[Figure record extracts]
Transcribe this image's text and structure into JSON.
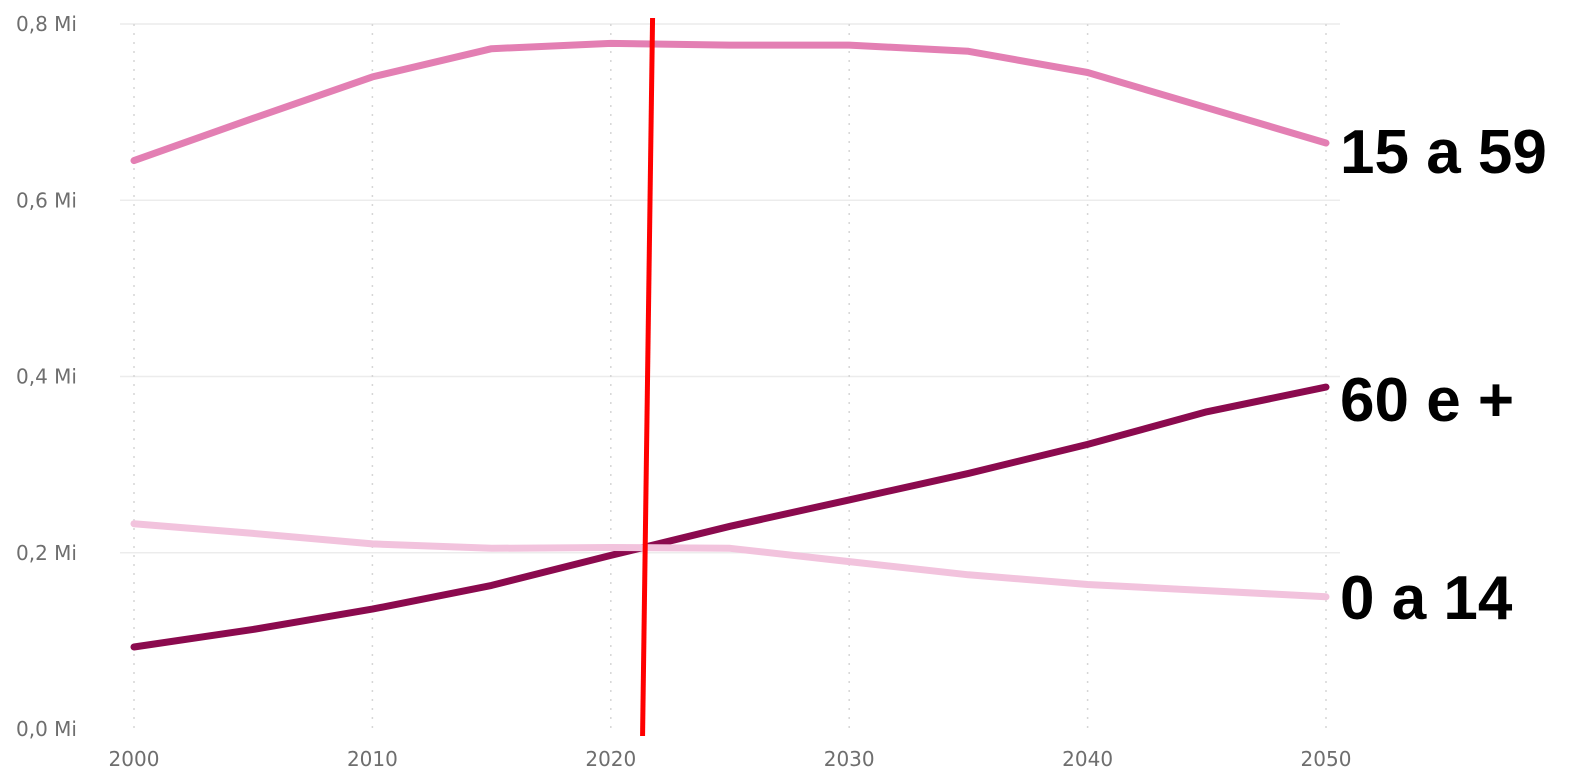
{
  "chart_data": {
    "type": "line",
    "x": [
      2000,
      2005,
      2010,
      2015,
      2020,
      2025,
      2030,
      2035,
      2040,
      2045,
      2050
    ],
    "xlim": [
      2000,
      2050
    ],
    "ylim": [
      0,
      0.8
    ],
    "xticks": [
      "2000",
      "2010",
      "2020",
      "2030",
      "2040",
      "2050"
    ],
    "yticks": [
      "0,0 Mi",
      "0,2 Mi",
      "0,4 Mi",
      "0,6 Mi",
      "0,8 Mi"
    ],
    "grid": true,
    "series": [
      {
        "name": "15 a 59",
        "color": "#e37fb3",
        "values": [
          0.645,
          0.693,
          0.74,
          0.772,
          0.778,
          0.776,
          0.776,
          0.769,
          0.745,
          0.705,
          0.665
        ]
      },
      {
        "name": "60 e +",
        "color": "#8b0a4e",
        "values": [
          0.093,
          0.113,
          0.136,
          0.163,
          0.197,
          0.23,
          0.26,
          0.29,
          0.323,
          0.36,
          0.388
        ]
      },
      {
        "name": "0 a 14",
        "color": "#f2c3dd",
        "values": [
          0.233,
          0.222,
          0.21,
          0.205,
          0.206,
          0.205,
          0.19,
          0.175,
          0.164,
          0.157,
          0.15
        ]
      }
    ],
    "reference_line": {
      "x": 2021.5,
      "color": "#ff0000"
    }
  }
}
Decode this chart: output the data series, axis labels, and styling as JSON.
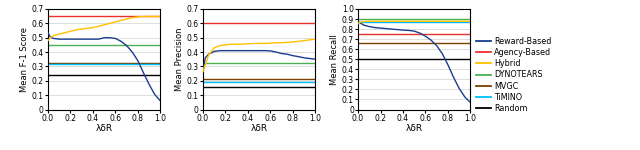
{
  "legend_labels": [
    "Reward-Based",
    "Agency-Based",
    "Hybrid",
    "DYNOTEARS",
    "MVGC",
    "TiMINO",
    "Random"
  ],
  "colors": {
    "Reward-Based": "#1a3d8f",
    "Agency-Based": "#e8312a",
    "Hybrid": "#ffc000",
    "DYNOTEARS": "#4caf50",
    "MVGC": "#7b3f00",
    "TiMINO": "#00bfff",
    "Random": "#000000"
  },
  "f1": {
    "x_curve": [
      0.0,
      0.02,
      0.05,
      0.1,
      0.15,
      0.2,
      0.25,
      0.3,
      0.35,
      0.4,
      0.45,
      0.5,
      0.55,
      0.6,
      0.65,
      0.7,
      0.75,
      0.8,
      0.85,
      0.9,
      0.95,
      1.0
    ],
    "Reward-Based": [
      0.535,
      0.505,
      0.495,
      0.49,
      0.49,
      0.49,
      0.49,
      0.49,
      0.49,
      0.49,
      0.49,
      0.5,
      0.5,
      0.495,
      0.475,
      0.445,
      0.4,
      0.34,
      0.255,
      0.175,
      0.105,
      0.06
    ],
    "Agency-Based": 0.648,
    "Hybrid": [
      0.48,
      0.5,
      0.515,
      0.525,
      0.535,
      0.545,
      0.555,
      0.56,
      0.565,
      0.57,
      0.58,
      0.59,
      0.6,
      0.61,
      0.62,
      0.63,
      0.64,
      0.645,
      0.648,
      0.648,
      0.648,
      0.648
    ],
    "DYNOTEARS": 0.452,
    "MVGC": 0.323,
    "TiMINO": 0.32,
    "Random": 0.24,
    "ylim": [
      0,
      0.7
    ],
    "yticks": [
      0,
      0.1,
      0.2,
      0.3,
      0.4,
      0.5,
      0.6,
      0.7
    ],
    "ylabel": "Mean F-1 Score"
  },
  "precision": {
    "x_curve": [
      0.0,
      0.02,
      0.05,
      0.1,
      0.15,
      0.2,
      0.25,
      0.3,
      0.35,
      0.4,
      0.45,
      0.5,
      0.55,
      0.6,
      0.65,
      0.7,
      0.75,
      0.8,
      0.85,
      0.9,
      0.95,
      1.0
    ],
    "Reward-Based": [
      0.275,
      0.36,
      0.385,
      0.405,
      0.41,
      0.41,
      0.41,
      0.41,
      0.41,
      0.41,
      0.41,
      0.41,
      0.41,
      0.408,
      0.4,
      0.39,
      0.385,
      0.375,
      0.368,
      0.36,
      0.355,
      0.35
    ],
    "Agency-Based": 0.6,
    "Hybrid": [
      0.265,
      0.31,
      0.38,
      0.43,
      0.445,
      0.45,
      0.455,
      0.455,
      0.455,
      0.458,
      0.46,
      0.46,
      0.46,
      0.462,
      0.465,
      0.465,
      0.468,
      0.47,
      0.475,
      0.48,
      0.485,
      0.49
    ],
    "DYNOTEARS": 0.325,
    "MVGC": 0.21,
    "TiMINO": 0.195,
    "Random": 0.16,
    "ylim": [
      0,
      0.7
    ],
    "yticks": [
      0,
      0.1,
      0.2,
      0.3,
      0.4,
      0.5,
      0.6,
      0.7
    ],
    "ylabel": "Mean Precision"
  },
  "recall": {
    "x_curve": [
      0.0,
      0.02,
      0.05,
      0.1,
      0.15,
      0.2,
      0.25,
      0.3,
      0.35,
      0.4,
      0.45,
      0.5,
      0.55,
      0.6,
      0.65,
      0.7,
      0.75,
      0.8,
      0.85,
      0.9,
      0.95,
      1.0
    ],
    "Reward-Based": [
      0.875,
      0.86,
      0.84,
      0.825,
      0.815,
      0.81,
      0.805,
      0.8,
      0.795,
      0.79,
      0.787,
      0.78,
      0.76,
      0.73,
      0.69,
      0.635,
      0.555,
      0.445,
      0.32,
      0.21,
      0.125,
      0.07
    ],
    "Agency-Based": 0.748,
    "Hybrid": [
      0.855,
      0.87,
      0.875,
      0.878,
      0.878,
      0.878,
      0.878,
      0.878,
      0.878,
      0.878,
      0.878,
      0.878,
      0.878,
      0.878,
      0.878,
      0.878,
      0.878,
      0.878,
      0.878,
      0.878,
      0.878,
      0.878
    ],
    "DYNOTEARS": 0.9,
    "MVGC": 0.66,
    "TiMINO": 0.868,
    "Random": 0.5,
    "ylim": [
      0,
      1.0
    ],
    "yticks": [
      0,
      0.1,
      0.2,
      0.3,
      0.4,
      0.5,
      0.6,
      0.7,
      0.8,
      0.9,
      1.0
    ],
    "ylabel": "Mean Recall"
  },
  "xlabel": "λδR",
  "figsize": [
    6.4,
    1.5
  ],
  "dpi": 100
}
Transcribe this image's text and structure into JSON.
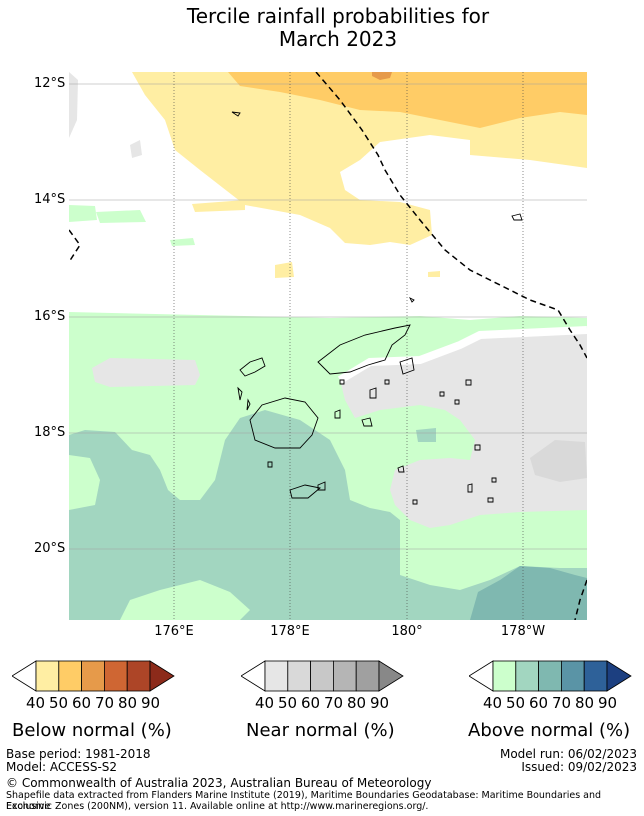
{
  "title": {
    "line1": "Tercile rainfall probabilities for",
    "line2": "March 2023"
  },
  "axes": {
    "lat_labels": [
      "12°S",
      "14°S",
      "16°S",
      "18°S",
      "20°S"
    ],
    "lon_labels": [
      "176°E",
      "178°E",
      "180°",
      "178°W"
    ]
  },
  "legends": [
    {
      "name": "below",
      "ticks": [
        "40",
        "50",
        "60",
        "70",
        "80",
        "90"
      ],
      "colors": [
        "#ffeea3",
        "#ffcc66",
        "#e69a4a",
        "#cf6633",
        "#ad4527",
        "#8c2a1a"
      ],
      "title": "Below normal (%)"
    },
    {
      "name": "near",
      "ticks": [
        "40",
        "50",
        "60",
        "70",
        "80",
        "90"
      ],
      "colors": [
        "#e6e6e6",
        "#d9d9d9",
        "#c8c8c8",
        "#b5b5b5",
        "#a0a0a0",
        "#888888"
      ],
      "title": "Near normal (%)"
    },
    {
      "name": "above",
      "ticks": [
        "40",
        "50",
        "60",
        "70",
        "80",
        "90"
      ],
      "colors": [
        "#ccffcc",
        "#a2d6c0",
        "#7fb8b0",
        "#5a94a6",
        "#2e6199",
        "#1c3f80"
      ],
      "title": "Above normal (%)"
    }
  ],
  "footer": {
    "base_period": "Base period: 1981-2018",
    "model": "Model: ACCESS-S2",
    "model_run": "Model run: 06/02/2023",
    "issued": "Issued: 09/02/2023",
    "copyright": "© Commonwealth of Australia 2023, Australian Bureau of Meteorology",
    "shapefile_line1": "Shapefile data extracted from Flanders Marine Institute (2019), Maritime Boundaries Geodatabase: Maritime Boundaries and Exclusive",
    "shapefile_line2": "Economic Zones (200NM), version 11. Available online at http://www.marineregions.org/."
  }
}
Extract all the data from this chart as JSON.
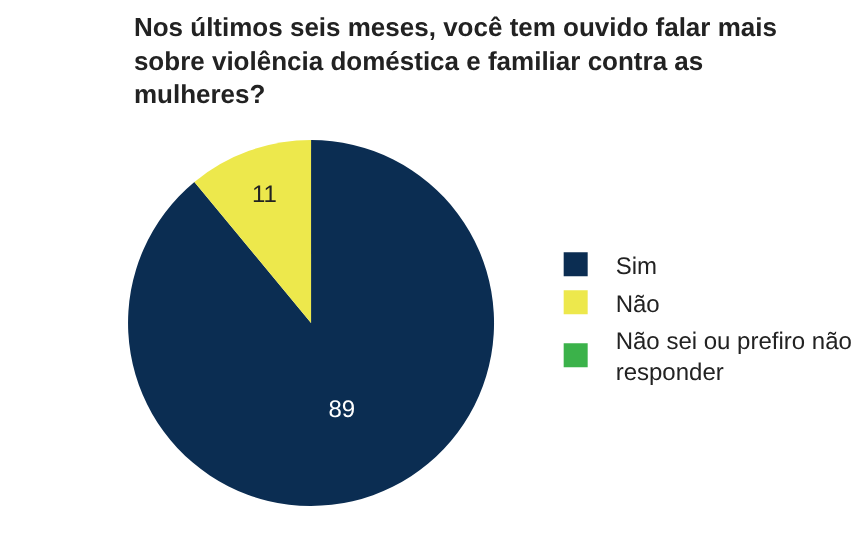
{
  "chart_data": {
    "type": "pie",
    "title": "Nos últimos seis meses, você tem ouvido falar mais sobre violência doméstica e familiar contra as mulheres?",
    "categories": [
      "Sim",
      "Não",
      "Não sei ou prefiro não responder"
    ],
    "values": [
      89,
      11,
      0
    ],
    "colors": [
      "#0b2d52",
      "#ede84c",
      "#3bb24a"
    ],
    "value_labels": [
      "89",
      "11",
      null
    ],
    "legend": "right"
  }
}
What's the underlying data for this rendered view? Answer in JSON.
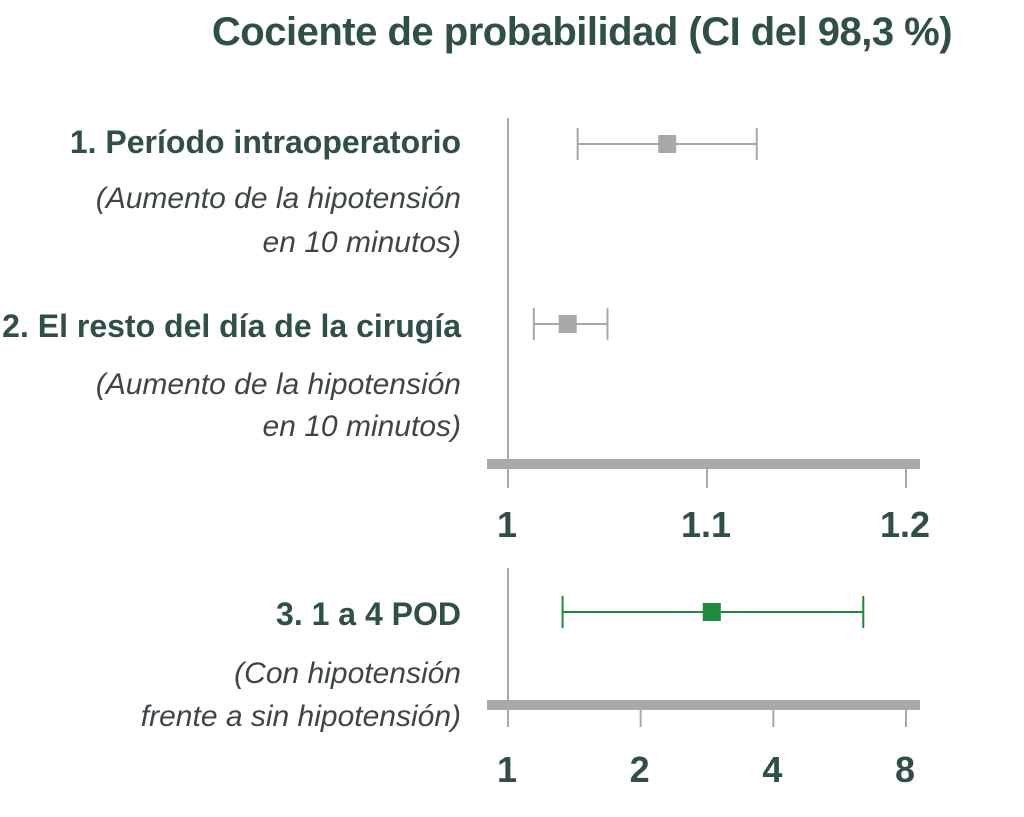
{
  "title": "Cociente de probabilidad (CI del 98,3 %)",
  "rows": [
    {
      "main": "1. Período intraoperatorio",
      "sub1": "(Aumento de la hipotensión",
      "sub2": "en 10 minutos)"
    },
    {
      "main": "2. El resto del día de la cirugía",
      "sub1": "(Aumento de la hipotensión",
      "sub2": "en 10 minutos)"
    },
    {
      "main": "3. 1 a 4 POD",
      "sub1": "(Con hipotensión",
      "sub2": "frente a sin hipotensión)"
    }
  ],
  "chart_data": [
    {
      "type": "forest",
      "xscale": "linear",
      "xlim": [
        1.0,
        1.2
      ],
      "ticks": [
        1.0,
        1.1,
        1.2
      ],
      "tick_labels": [
        "1",
        "1.1",
        "1.2"
      ],
      "estimates": [
        {
          "label": "1. Período intraoperatorio",
          "estimate": 1.08,
          "lower": 1.035,
          "upper": 1.125,
          "color": "#a8a8a8"
        },
        {
          "label": "2. El resto del día de la cirugía",
          "estimate": 1.03,
          "lower": 1.013,
          "upper": 1.05,
          "color": "#a8a8a8"
        }
      ]
    },
    {
      "type": "forest",
      "xscale": "log2",
      "xlim": [
        1,
        8
      ],
      "ticks": [
        1,
        2,
        4,
        8
      ],
      "tick_labels": [
        "1",
        "2",
        "4",
        "8"
      ],
      "estimates": [
        {
          "label": "3. 1 a 4 POD",
          "estimate": 2.9,
          "lower": 1.33,
          "upper": 6.4,
          "color": "#1e8a3e"
        }
      ]
    }
  ]
}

■ WHAT IS ASKED ■
Search the data for the string "hipotensión". List each line that has it.

■ OUTPUT BELOW ■
      "sub1": "(Aumento de la hipotensión",
      "sub1": "(Aumento de la hipotensión",
      "sub1": "(Con hipotensión",
      "sub2": "frente a sin hipotensión)"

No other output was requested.